▸ **Exercise objective**:
Quote the full listing word for word.
## begin Excerpted data
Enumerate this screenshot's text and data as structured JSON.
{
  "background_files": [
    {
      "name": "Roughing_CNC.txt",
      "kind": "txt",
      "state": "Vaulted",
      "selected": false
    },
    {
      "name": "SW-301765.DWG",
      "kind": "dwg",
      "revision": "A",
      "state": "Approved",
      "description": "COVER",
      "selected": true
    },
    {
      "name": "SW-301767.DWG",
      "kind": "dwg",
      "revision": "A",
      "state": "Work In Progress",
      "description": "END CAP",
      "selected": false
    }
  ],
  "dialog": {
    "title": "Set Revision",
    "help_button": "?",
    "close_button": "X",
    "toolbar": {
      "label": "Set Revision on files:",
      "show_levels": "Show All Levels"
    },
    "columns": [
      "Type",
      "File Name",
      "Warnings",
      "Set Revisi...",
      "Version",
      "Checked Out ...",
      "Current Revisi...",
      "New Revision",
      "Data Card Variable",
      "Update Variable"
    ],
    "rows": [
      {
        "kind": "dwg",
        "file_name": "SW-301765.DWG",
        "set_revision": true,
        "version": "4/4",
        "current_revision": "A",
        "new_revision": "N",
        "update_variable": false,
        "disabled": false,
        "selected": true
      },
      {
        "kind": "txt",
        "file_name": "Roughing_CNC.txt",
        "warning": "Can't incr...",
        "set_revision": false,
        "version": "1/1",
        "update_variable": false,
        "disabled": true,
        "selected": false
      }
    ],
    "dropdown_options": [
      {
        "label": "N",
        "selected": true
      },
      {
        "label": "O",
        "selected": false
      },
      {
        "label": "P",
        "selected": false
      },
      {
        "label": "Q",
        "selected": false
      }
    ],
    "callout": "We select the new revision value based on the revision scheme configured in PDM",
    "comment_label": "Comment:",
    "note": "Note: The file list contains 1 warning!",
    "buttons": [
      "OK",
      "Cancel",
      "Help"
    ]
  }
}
## end Excerpted data
▸ **Task response**:
Enumerate this screenshot's text and data as structured JSON.
{
  "background_files": [
    {
      "name": "Roughing_CNC.txt",
      "kind": "txt",
      "state": "Vaulted",
      "selected": false
    },
    {
      "name": "SW-301765.DWG",
      "kind": "dwg",
      "revision": "A",
      "state": "Approved",
      "description": "COVER",
      "selected": true
    },
    {
      "name": "SW-301767.DWG",
      "kind": "dwg",
      "revision": "A",
      "state": "Work In Progress",
      "description": "END CAP",
      "selected": false
    }
  ],
  "dialog": {
    "title": "Set Revision",
    "help_button": "?",
    "close_button": "X",
    "toolbar": {
      "label": "Set Revision on files:",
      "show_levels": "Show All Levels"
    },
    "columns": [
      "Type",
      "File Name",
      "Warnings",
      "Set Revisi...",
      "Version",
      "Checked Out ...",
      "Current Revisi...",
      "New Revision",
      "Data Card Variable",
      "Update Variable"
    ],
    "rows": [
      {
        "kind": "dwg",
        "file_name": "SW-301765.DWG",
        "set_revision": true,
        "version": "4/4",
        "current_revision": "A",
        "new_revision": "N",
        "update_variable": false,
        "disabled": false,
        "selected": true
      },
      {
        "kind": "txt",
        "file_name": "Roughing_CNC.txt",
        "warning": "Can't incr...",
        "set_revision": false,
        "version": "1/1",
        "update_variable": false,
        "disabled": true,
        "selected": false
      }
    ],
    "dropdown_options": [
      {
        "label": "N",
        "selected": true
      },
      {
        "label": "O",
        "selected": false
      },
      {
        "label": "P",
        "selected": false
      },
      {
        "label": "Q",
        "selected": false
      }
    ],
    "callout": "We select the new revision value based on the revision scheme configured in PDM",
    "comment_label": "Comment:",
    "note": "Note: The file list contains 1 warning!",
    "buttons": [
      "OK",
      "Cancel",
      "Help"
    ]
  }
}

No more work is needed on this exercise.